Written exercise: In the text about diplomatic service in Central America, how long is the journey from Leon de Nicaragua to the city of Guatemala?

Extract:
━━━━━━

Page images
PDF
EPUB

states of Central America in virtue of commissions, subsequent in date to that accrediting me to the republic of Nicaragua alone.

You are aware that early in the 31st Congress, under suggestions from the State Department, an effort was made to substitute a minister plenipotentiary for the two chargés des affaires, resident at remote points from each other, in Leon de Nicaragua and Guatemala. My transfer from New Granada (after nomination and confirmation) to this delicate and responsible post in Central America, was accompanied with a direct intimation of an intended renewal of this effort in the coming Congress. In the meanwhile, I was tendered a commission under date of March 12, 1851, as the chargé d'affaires to the republic of Nicaragua. In May following, two commissions were made out, requesting me to go, officially, to the republics of San Salvador and Guatemela. For just such services, in our earlier history, diplomatic agents have had allowances sometimes in the form of half outfits, and at others of a full outfit. An outfit for these journeys, with letters of credence to the two governments, would barely reimburse me. The city of Guatemala is about fifteen days journey from Leon de Nicaragua, the capital, where I had established my family, and the seat of government of the republic to which I was accredited. A per diem, with all expenses going and returning, exclusive of stay in the respective capitals, is the compensation of a bearer of dispatches or a special messenger. What would be proper enough in this case could not be otherwise than grossly unjust to a resident minister at one court sent on special missions to others. The latter, in his official character, is thrown constantly in the public eye, and he has to encounter expenses commensurate with the position. The calculations of ingenious parsimony would be of little avail, were they allowable.

Besides, in these journeys of nearly two thousand miles, in an unsettled country, there was enough of privation and danger at every turn. I was many times in the saddle from dawn to midnight, lost by the mistakes of my guide in mountain paths. Some months previously, the roads could not have been passed at all, except with a military escort. On the borders of Guatemala, the roads had been infested by lucios, bodies of armed men, partly political, and always predatory, and I passed through districts where the villages, the lurking places of these men, had been recently laid in ashes, the inhabitants having been driven elsewhere.

━━━━━━

Raw records:
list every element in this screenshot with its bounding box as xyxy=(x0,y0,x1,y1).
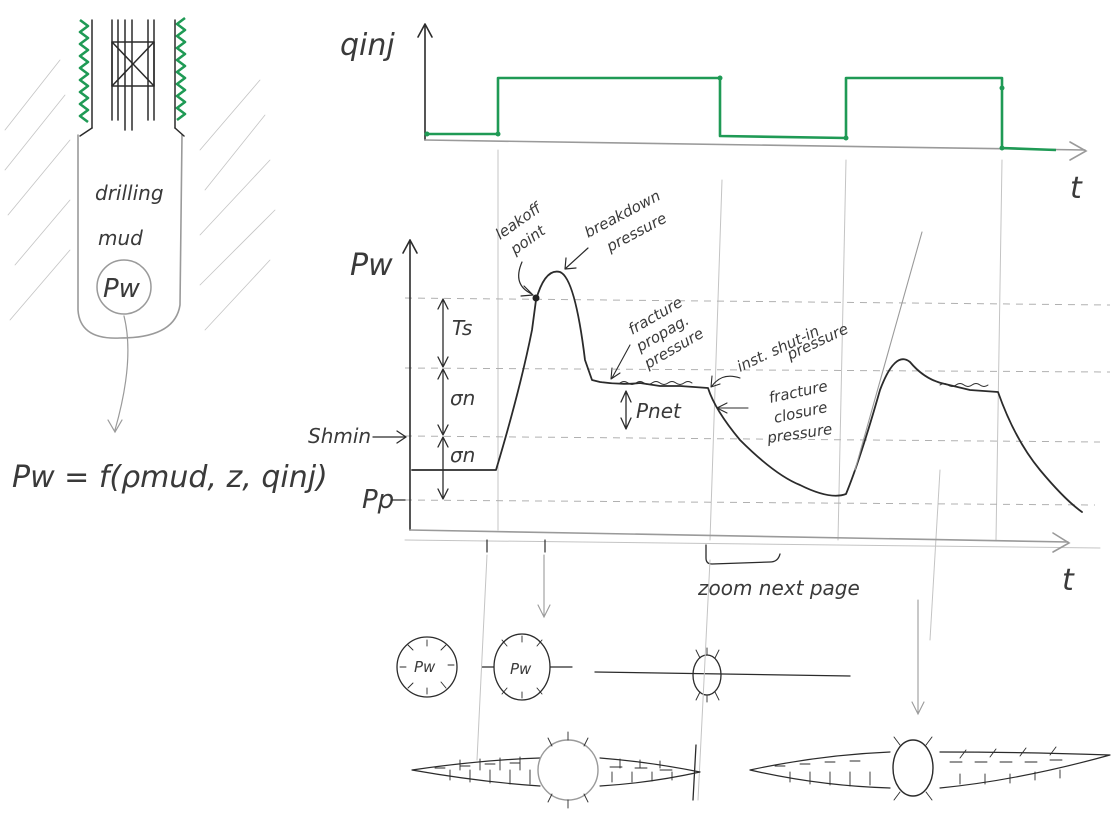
pw-axis-label: Pw xyxy=(350,248,393,283)
closure-arrow xyxy=(716,402,749,414)
section-3-stress-arrows xyxy=(695,647,720,703)
fracture-2-pressure-arrows xyxy=(774,736,1063,801)
fracture-2-outline xyxy=(749,751,1111,789)
pore-pressure-label: Pp xyxy=(362,485,394,515)
wellbore-outline xyxy=(77,134,183,339)
zoom-note: zoom next page xyxy=(697,576,860,600)
fracture-1-tip-marker xyxy=(692,744,697,801)
zoom-bracket xyxy=(705,544,781,565)
cement-right xyxy=(175,16,187,122)
shmin-arrow xyxy=(372,430,407,444)
propagation-wiggle-2 xyxy=(939,383,989,387)
qinj-x-axis xyxy=(424,139,1086,151)
fracture-1-wellbore xyxy=(537,739,599,801)
injection-rate-line xyxy=(427,76,1057,152)
wellbore-pressure-plot: Pw t Shmin Pp Ts σn σn lea xyxy=(308,149,1111,716)
drilling-mud-label-1: drilling xyxy=(95,181,164,205)
pw-circle-label: Pw xyxy=(103,274,141,304)
section-1-label: Pw xyxy=(414,658,436,676)
pw-x-arrowhead xyxy=(1052,532,1071,553)
qinj-time-label: t xyxy=(1070,171,1083,206)
leakoff-point-marker xyxy=(532,294,540,302)
leakoff-arrow xyxy=(518,261,534,297)
fracture-2-wellbore xyxy=(892,739,934,797)
section-3-fracture xyxy=(594,671,851,677)
drilling-mud-label-2: mud xyxy=(98,226,143,250)
cement-left xyxy=(78,18,90,124)
sigma-n-lower-label: σn xyxy=(450,443,475,467)
section-2-stress-arrows xyxy=(501,635,543,699)
propagation-wiggle-1 xyxy=(619,381,693,385)
qinj-axis-label: qinj xyxy=(340,28,395,63)
fracture-1-outline xyxy=(411,757,701,787)
level-arrows xyxy=(437,298,449,500)
section-1-circle xyxy=(396,636,458,698)
qinj-y-arrowhead xyxy=(417,23,433,38)
wellbore-cross-sections: Pw Pw xyxy=(396,554,1111,809)
shutin-tangent-line xyxy=(854,231,923,471)
wellbore-sketch: drilling mud Pw Pw = f(ρmud, z, qinj) xyxy=(4,16,328,495)
vertical-guides xyxy=(497,149,1003,641)
injection-rate-plot: qinj t xyxy=(340,23,1088,206)
qinj-x-arrowhead xyxy=(1069,141,1088,161)
breakdown-arrow xyxy=(564,247,589,270)
pw-y-arrowhead xyxy=(402,239,418,254)
equation-arrow xyxy=(107,315,129,434)
fracture-1-pressure-arrows xyxy=(434,731,673,809)
axis-ticks xyxy=(486,539,546,553)
injection-rate-dots xyxy=(424,75,1005,151)
propagation-arrow xyxy=(610,344,631,380)
shmin-label: Shmin xyxy=(308,424,371,448)
net-pressure-label: Pnet xyxy=(636,399,682,423)
background-hatching xyxy=(4,59,276,331)
section-arrow-2 xyxy=(911,599,925,716)
section-3-circle xyxy=(692,654,722,696)
pw-equation: Pw = f(ρmud, z, qinj) xyxy=(12,460,328,495)
pw-time-label: t xyxy=(1062,563,1075,598)
pw-circle xyxy=(96,259,152,315)
tensile-strength-label: Ts xyxy=(452,316,472,340)
section-guides xyxy=(476,554,711,801)
section-1-stress-arrows xyxy=(399,639,455,695)
shutin-arrow xyxy=(710,375,741,388)
section-2-label: Pw xyxy=(510,660,532,678)
section-arrow-1 xyxy=(537,554,551,619)
pressure-curve xyxy=(411,270,1083,513)
pw-x-axis xyxy=(409,529,1069,543)
casing xyxy=(79,19,185,137)
net-pressure-arrow xyxy=(620,390,632,430)
level-lines xyxy=(404,297,1111,549)
sigma-n-upper-label: σn xyxy=(450,386,475,410)
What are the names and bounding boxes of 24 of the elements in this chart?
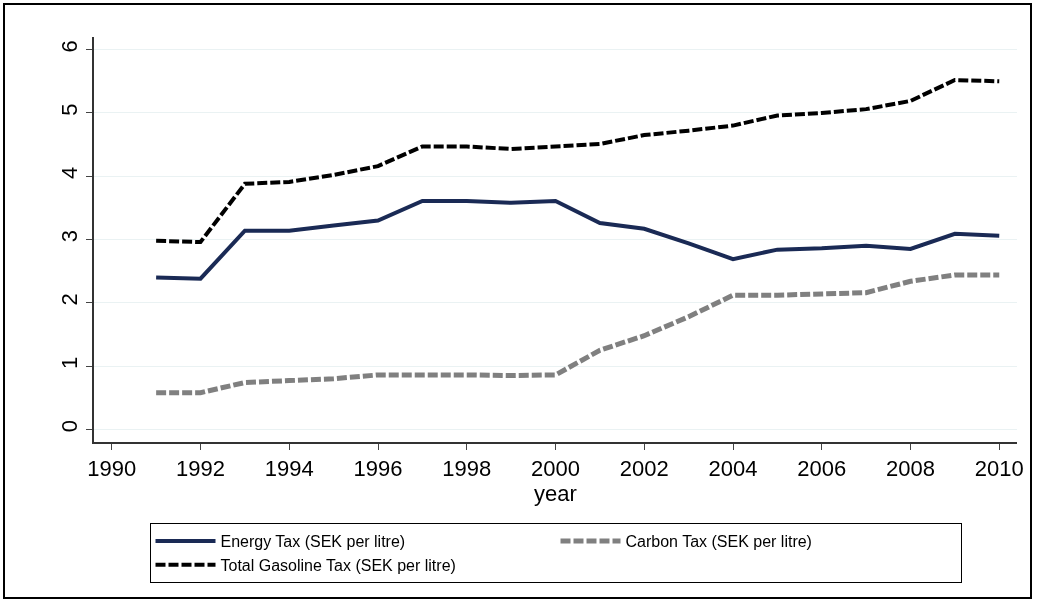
- legend-label: Total Gasoline Tax (SEK per litre): [220, 556, 456, 574]
- x-tick-label: 2010: [974, 456, 1024, 482]
- x-tick-label: 1990: [87, 456, 137, 482]
- x-tick-label: 1994: [264, 456, 314, 482]
- x-tick-label: 1992: [176, 456, 225, 482]
- legend-label: Energy Tax (SEK per litre): [220, 533, 406, 551]
- y-tick-label: 4: [57, 166, 83, 180]
- y-tick-label: 6: [57, 40, 83, 53]
- y-tick-label: 2: [57, 293, 83, 306]
- y-tick-label: 0: [57, 419, 83, 433]
- line-series: [154, 198, 1002, 281]
- x-tick-label: 2000: [531, 456, 580, 482]
- x-axis-title: year: [534, 481, 577, 507]
- line-series: [154, 78, 1002, 245]
- y-tick-label: 1: [57, 356, 83, 369]
- legend-label: Carbon Tax (SEK per litre): [625, 533, 812, 551]
- x-tick-label: 1996: [353, 456, 403, 482]
- x-tick-label: 2002: [619, 456, 669, 482]
- x-tick-label: 2006: [797, 456, 847, 482]
- x-tick-label: 1998: [442, 456, 492, 482]
- x-tick-label: 2008: [886, 456, 935, 482]
- y-tick-label: 3: [57, 230, 83, 243]
- x-tick-label: 2004: [708, 456, 758, 482]
- y-tick-label: 5: [57, 103, 83, 116]
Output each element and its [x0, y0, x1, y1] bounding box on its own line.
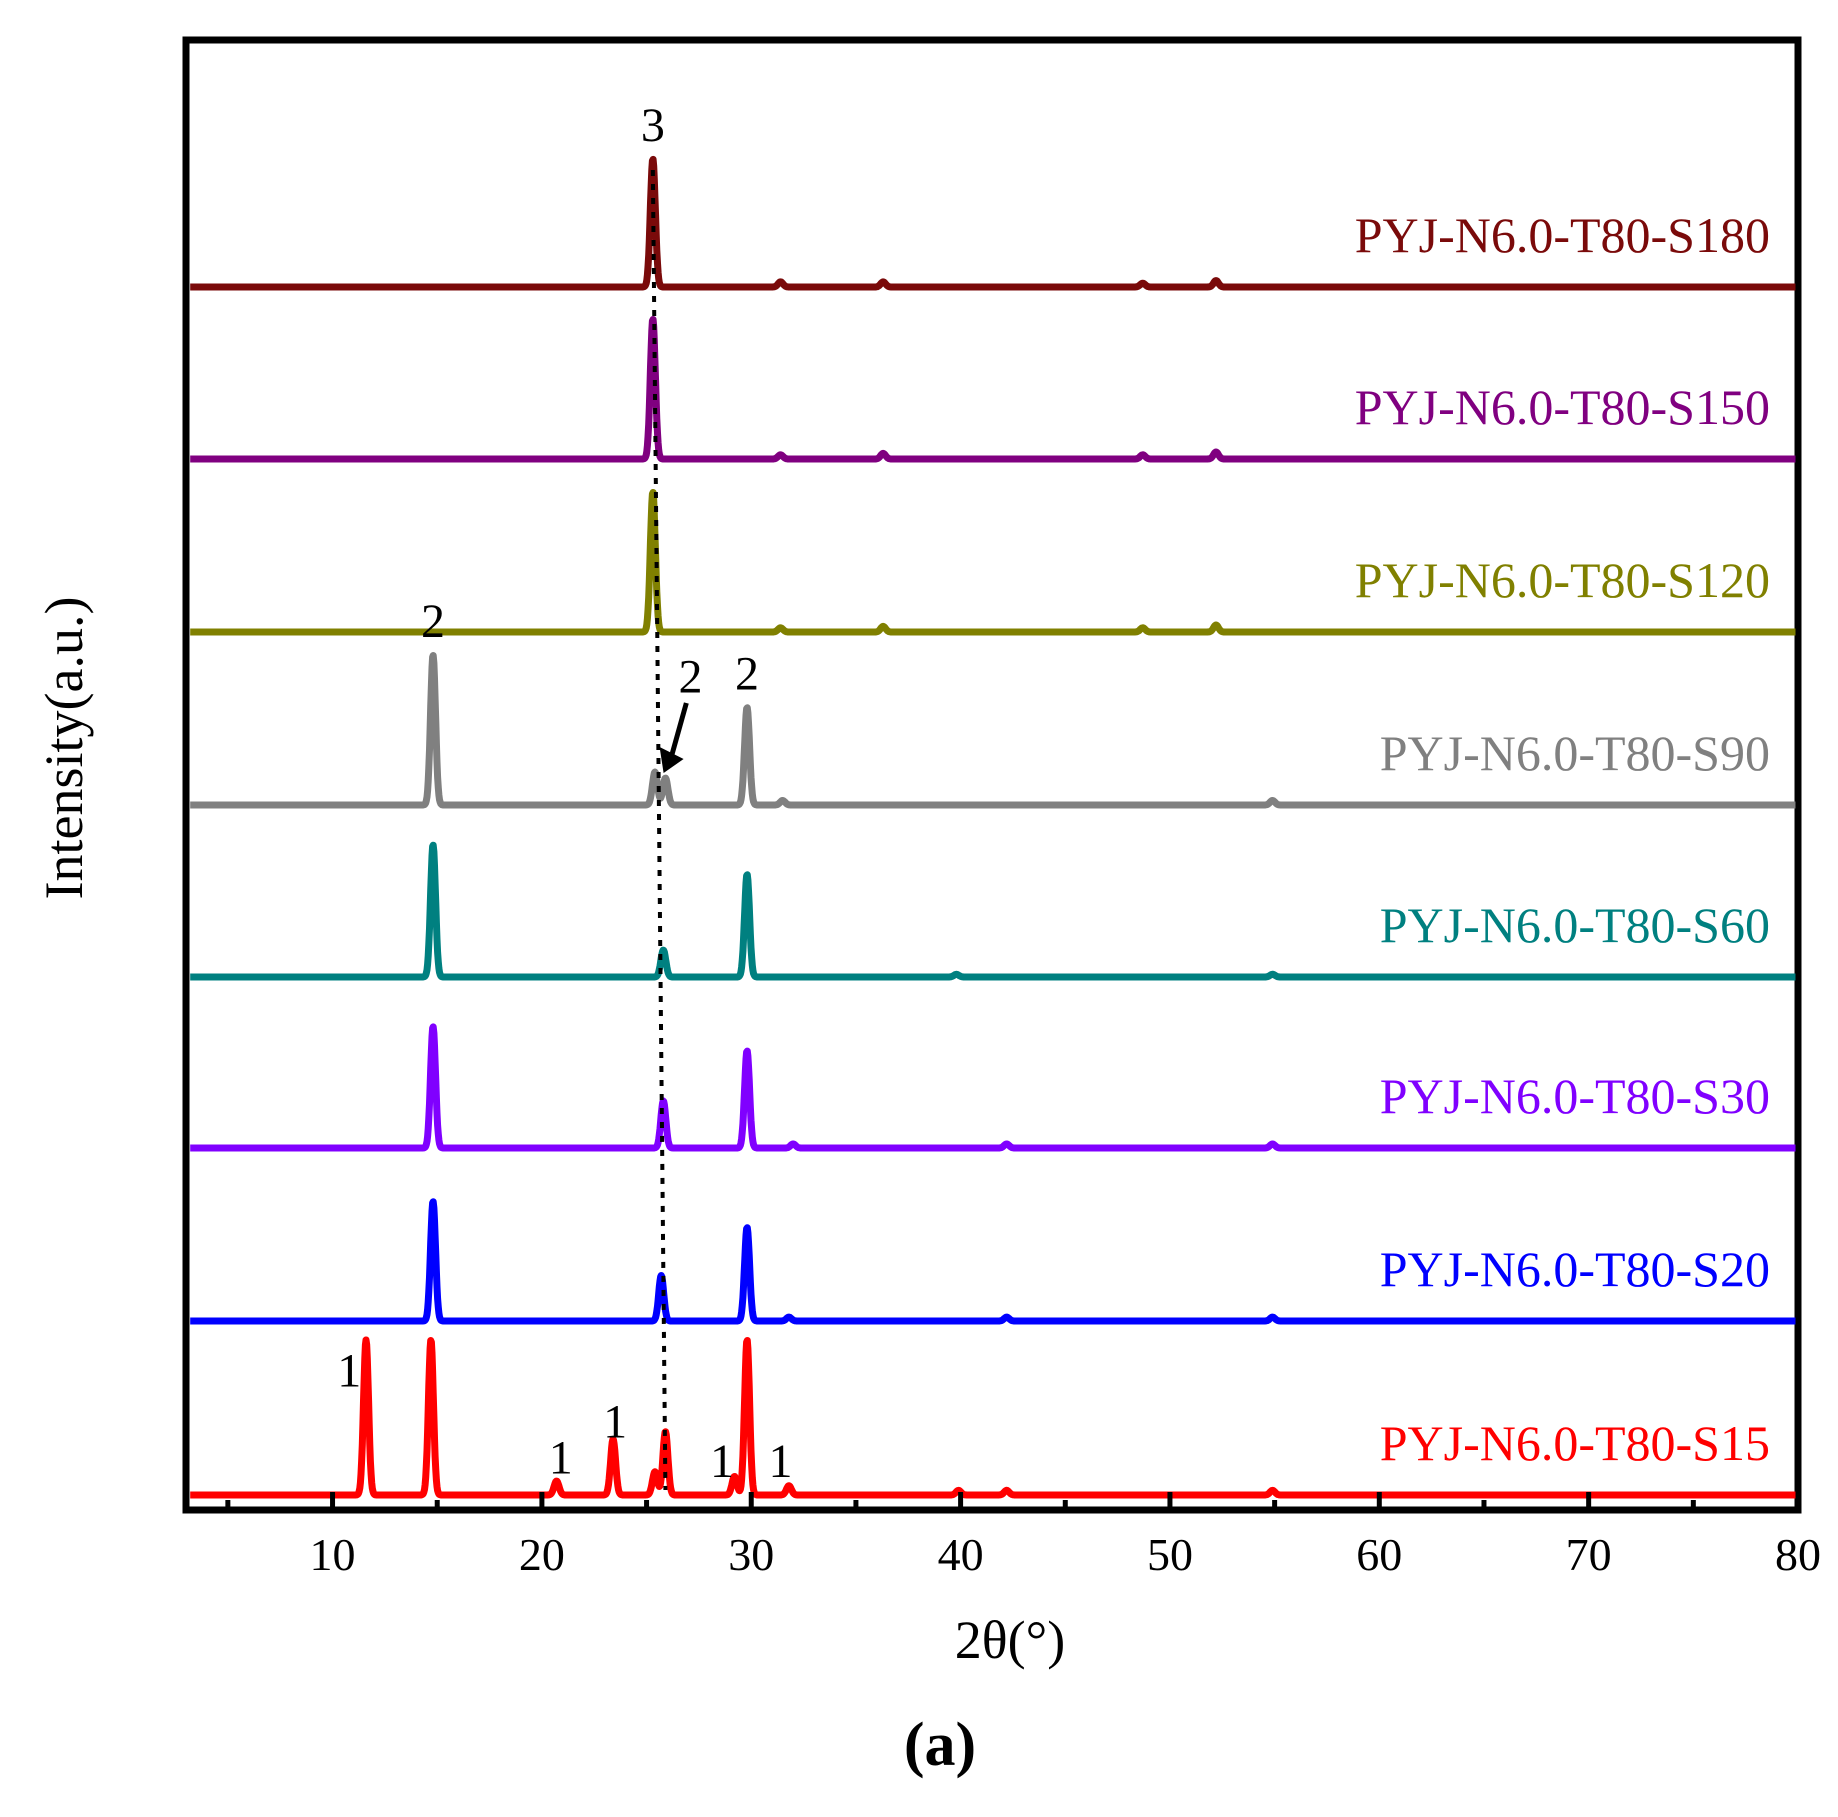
series-line-PYJ-N6.0-T80-S15 — [187, 1336, 1799, 1499]
peak-annotation: 1 — [549, 1432, 573, 1485]
peak-annotation: 1 — [337, 1345, 361, 1398]
plot-border — [182, 36, 1802, 1514]
peak-annotation: 1 — [710, 1435, 734, 1488]
x-axis: 10 20 30 40 50 60 70 80 — [225, 1492, 1821, 1580]
series-line-PYJ-N6.0-T80-S30 — [187, 1023, 1799, 1152]
peak-annotation: 3 — [641, 99, 665, 152]
series-label: PYJ-N6.0-T80-S30 — [1380, 1068, 1770, 1124]
y-axis-title: Intensity(a.u.) — [34, 597, 94, 900]
series-line-PYJ-N6.0-T80-S120 — [187, 489, 1799, 636]
series-line-PYJ-N6.0-T80-S180 — [187, 155, 1799, 291]
x-tick-label: 60 — [1356, 1529, 1402, 1580]
series-label: PYJ-N6.0-T80-S15 — [1380, 1415, 1770, 1471]
x-tick-label: 70 — [1566, 1529, 1612, 1580]
x-tick-label: 30 — [728, 1529, 774, 1580]
peak-annotation: 2 — [735, 648, 759, 701]
dotted-guide-line — [650, 169, 668, 1491]
series-label: PYJ-N6.0-T80-S90 — [1380, 725, 1770, 781]
series-line-PYJ-N6.0-T80-S20 — [187, 1198, 1799, 1325]
x-tick-label: 50 — [1147, 1529, 1193, 1580]
panel-label: (a) — [904, 1711, 976, 1779]
series-line-PYJ-N6.0-T80-S90 — [187, 652, 1799, 809]
peak-annotation: 2 — [421, 595, 445, 648]
series-label: PYJ-N6.0-T80-S60 — [1380, 897, 1770, 953]
x-tick-label: 20 — [519, 1529, 565, 1580]
series-labels: PYJ-N6.0-T80-S180 PYJ-N6.0-T80-S150 PYJ-N6… — [1355, 207, 1770, 1471]
series-line-PYJ-N6.0-T80-S150 — [187, 316, 1799, 463]
series-label: PYJ-N6.0-T80-S180 — [1355, 207, 1770, 263]
plot-frame — [182, 36, 1802, 1514]
series-label: PYJ-N6.0-T80-S120 — [1355, 552, 1770, 608]
x-tick-label: 40 — [938, 1529, 984, 1580]
guide-line — [650, 169, 668, 1491]
x-tick-label: 10 — [310, 1529, 356, 1580]
series-line-PYJ-N6.0-T80-S60 — [187, 841, 1799, 981]
annotation-arrow-shaft — [667, 702, 689, 764]
series-label: PYJ-N6.0-T80-S20 — [1380, 1241, 1770, 1297]
annotation-arrow-head — [659, 747, 684, 773]
peak-annotation: 2 — [679, 651, 703, 704]
series-label: PYJ-N6.0-T80-S150 — [1355, 379, 1770, 435]
peak-annotation: 1 — [769, 1435, 793, 1488]
peak-annotation: 1 — [603, 1396, 627, 1449]
series-lines — [187, 155, 1799, 1499]
x-tick-label: 80 — [1775, 1529, 1821, 1580]
x-axis-title: 2θ(°) — [955, 1610, 1065, 1670]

━━━━━━

Response: About fifteen days.